_REQUIREMENTS_. Retype the material in full, keeping every word the same.

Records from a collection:
◆ ◆ ◆ ◆

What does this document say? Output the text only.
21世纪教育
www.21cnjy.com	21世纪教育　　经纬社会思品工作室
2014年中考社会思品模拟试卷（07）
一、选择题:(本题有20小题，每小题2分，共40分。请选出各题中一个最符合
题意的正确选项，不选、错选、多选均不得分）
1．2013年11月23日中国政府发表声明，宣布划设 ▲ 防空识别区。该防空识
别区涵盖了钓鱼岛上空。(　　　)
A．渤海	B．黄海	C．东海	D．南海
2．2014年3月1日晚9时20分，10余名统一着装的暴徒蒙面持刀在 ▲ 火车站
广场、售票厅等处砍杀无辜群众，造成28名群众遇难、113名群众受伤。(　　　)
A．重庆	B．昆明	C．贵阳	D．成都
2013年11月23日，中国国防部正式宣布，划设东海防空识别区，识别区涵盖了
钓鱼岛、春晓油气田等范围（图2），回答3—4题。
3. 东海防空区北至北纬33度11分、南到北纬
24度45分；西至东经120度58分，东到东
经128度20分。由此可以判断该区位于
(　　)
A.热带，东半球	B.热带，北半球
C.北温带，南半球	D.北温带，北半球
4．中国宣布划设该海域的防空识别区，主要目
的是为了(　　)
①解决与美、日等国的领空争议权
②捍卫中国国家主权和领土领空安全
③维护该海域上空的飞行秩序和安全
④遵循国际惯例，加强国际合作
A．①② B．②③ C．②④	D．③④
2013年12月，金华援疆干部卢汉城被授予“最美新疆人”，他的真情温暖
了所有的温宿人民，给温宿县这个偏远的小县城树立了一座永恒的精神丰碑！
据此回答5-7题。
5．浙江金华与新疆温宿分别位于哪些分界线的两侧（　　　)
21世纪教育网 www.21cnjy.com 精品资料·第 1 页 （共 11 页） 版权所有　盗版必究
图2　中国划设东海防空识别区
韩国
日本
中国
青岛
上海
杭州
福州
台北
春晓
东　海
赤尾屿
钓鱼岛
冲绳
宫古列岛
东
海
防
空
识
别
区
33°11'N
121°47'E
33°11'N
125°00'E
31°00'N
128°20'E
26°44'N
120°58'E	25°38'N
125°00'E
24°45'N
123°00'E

◆ ◆ ◆ ◆

_RESULT BELOW_.
What does this document say? Output the text only.
21世纪教育
www.21cnjy.com	21世纪教育　　经纬社会思品工作室
2014年中考社会思品模拟试卷（07）
一、选择题:(本题有20小题，每小题2分，共40分。请选出各题中一个最符合
题意的正确选项，不选、错选、多选均不得分）
1．2013年11月23日中国政府发表声明，宣布划设 ▲ 防空识别区。该防空识
别区涵盖了钓鱼岛上空。(　　　)
A．渤海	B．黄海	C．东海	D．南海
2．2014年3月1日晚9时20分，10余名统一着装的暴徒蒙面持刀在 ▲ 火车站
广场、售票厅等处砍杀无辜群众，造成28名群众遇难、113名群众受伤。(　　　)
A．重庆	B．昆明	C．贵阳	D．成都
2013年11月23日，中国国防部正式宣布，划设东海防空识别区，识别区涵盖了
钓鱼岛、春晓油气田等范围（图2），回答3—4题。
3. 东海防空区北至北纬33度11分、南到北纬
24度45分；西至东经120度58分，东到东
经128度20分。由此可以判断该区位于
(　　)
A.热带，东半球	B.热带，北半球
C.北温带，南半球	D.北温带，北半球
4．中国宣布划设该海域的防空识别区，主要目
的是为了(　　)
①解决与美、日等国的领空争议权
②捍卫中国国家主权和领土领空安全
③维护该海域上空的飞行秩序和安全
④遵循国际惯例，加强国际合作
A．①② B．②③ C．②④	D．③④
2013年12月，金华援疆干部卢汉城被授予“最美新疆人”，他的真情温暖
了所有的温宿人民，给温宿县这个偏远的小县城树立了一座永恒的精神丰碑！
据此回答5-7题。
5．浙江金华与新疆温宿分别位于哪些分界线的两侧（　　　)
21世纪教育网 www.21cnjy.com 精品资料·第 1 页 （共 11 页） 版权所有　盗版必究
图2　中国划设东海防空识别区
韩国
日本
中国
青岛
上海
杭州
福州
台北
春晓
东　海
赤尾屿
钓鱼岛
冲绳
宫古列岛
东
海
防
空
识
别
区
33°11'N
121°47'E
33°11'N
125°00'E
31°00'N
128°20'E
26°44'N
120°58'E	25°38'N
125°00'E
24°45'N
123°00'E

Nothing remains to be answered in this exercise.